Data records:
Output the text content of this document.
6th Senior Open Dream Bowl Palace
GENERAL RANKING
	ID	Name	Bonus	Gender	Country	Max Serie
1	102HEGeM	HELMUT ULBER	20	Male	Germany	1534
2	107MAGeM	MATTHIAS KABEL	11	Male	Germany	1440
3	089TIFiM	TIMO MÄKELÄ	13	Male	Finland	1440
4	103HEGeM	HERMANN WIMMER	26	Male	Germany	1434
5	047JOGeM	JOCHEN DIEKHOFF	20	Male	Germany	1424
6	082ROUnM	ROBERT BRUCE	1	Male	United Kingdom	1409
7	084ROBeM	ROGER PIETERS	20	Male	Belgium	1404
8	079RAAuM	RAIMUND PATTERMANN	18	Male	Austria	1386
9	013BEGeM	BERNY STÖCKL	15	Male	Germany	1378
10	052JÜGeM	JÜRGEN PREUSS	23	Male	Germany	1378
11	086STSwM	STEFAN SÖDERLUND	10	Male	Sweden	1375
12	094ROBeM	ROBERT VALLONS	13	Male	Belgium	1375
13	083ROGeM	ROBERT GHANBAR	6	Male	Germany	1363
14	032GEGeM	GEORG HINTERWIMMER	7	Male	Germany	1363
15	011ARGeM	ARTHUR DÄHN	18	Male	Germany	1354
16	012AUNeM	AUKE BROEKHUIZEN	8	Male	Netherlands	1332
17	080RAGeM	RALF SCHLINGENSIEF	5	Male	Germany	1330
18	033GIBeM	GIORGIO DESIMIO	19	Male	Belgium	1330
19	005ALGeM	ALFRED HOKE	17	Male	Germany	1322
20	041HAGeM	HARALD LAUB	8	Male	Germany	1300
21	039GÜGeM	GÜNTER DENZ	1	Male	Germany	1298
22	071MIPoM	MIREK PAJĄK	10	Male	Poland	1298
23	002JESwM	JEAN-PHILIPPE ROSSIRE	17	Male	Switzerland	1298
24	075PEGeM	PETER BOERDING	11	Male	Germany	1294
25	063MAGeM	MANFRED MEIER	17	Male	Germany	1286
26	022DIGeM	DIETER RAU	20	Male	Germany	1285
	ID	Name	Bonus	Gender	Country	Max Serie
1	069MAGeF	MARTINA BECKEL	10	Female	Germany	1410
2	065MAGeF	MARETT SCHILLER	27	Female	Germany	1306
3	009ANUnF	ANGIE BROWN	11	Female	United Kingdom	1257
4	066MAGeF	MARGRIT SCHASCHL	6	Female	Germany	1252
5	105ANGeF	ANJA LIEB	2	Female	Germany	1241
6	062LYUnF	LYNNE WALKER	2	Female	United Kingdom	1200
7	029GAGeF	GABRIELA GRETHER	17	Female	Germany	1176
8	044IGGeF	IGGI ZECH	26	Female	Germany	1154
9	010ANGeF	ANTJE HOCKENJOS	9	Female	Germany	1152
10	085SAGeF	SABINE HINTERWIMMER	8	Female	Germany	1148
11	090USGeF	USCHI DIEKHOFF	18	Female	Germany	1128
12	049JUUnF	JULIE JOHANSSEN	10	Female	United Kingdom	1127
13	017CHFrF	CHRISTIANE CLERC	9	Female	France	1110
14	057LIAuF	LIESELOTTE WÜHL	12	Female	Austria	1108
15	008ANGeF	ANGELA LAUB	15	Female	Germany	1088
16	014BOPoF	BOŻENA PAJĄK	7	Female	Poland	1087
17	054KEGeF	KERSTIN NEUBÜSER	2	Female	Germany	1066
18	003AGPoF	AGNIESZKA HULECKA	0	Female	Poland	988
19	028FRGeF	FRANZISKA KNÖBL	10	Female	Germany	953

◆ Requirements
From the data, collect all lines where the string "ROBERT" appears.

◆ Solution to the exercise
6	082ROUnM	ROBERT BRUCE	1	Male	United Kingdom	1409
12	094ROBeM	ROBERT VALLONS	13	Male	Belgium	1375
13	083ROGeM	ROBERT GHANBAR	6	Male	Germany	1363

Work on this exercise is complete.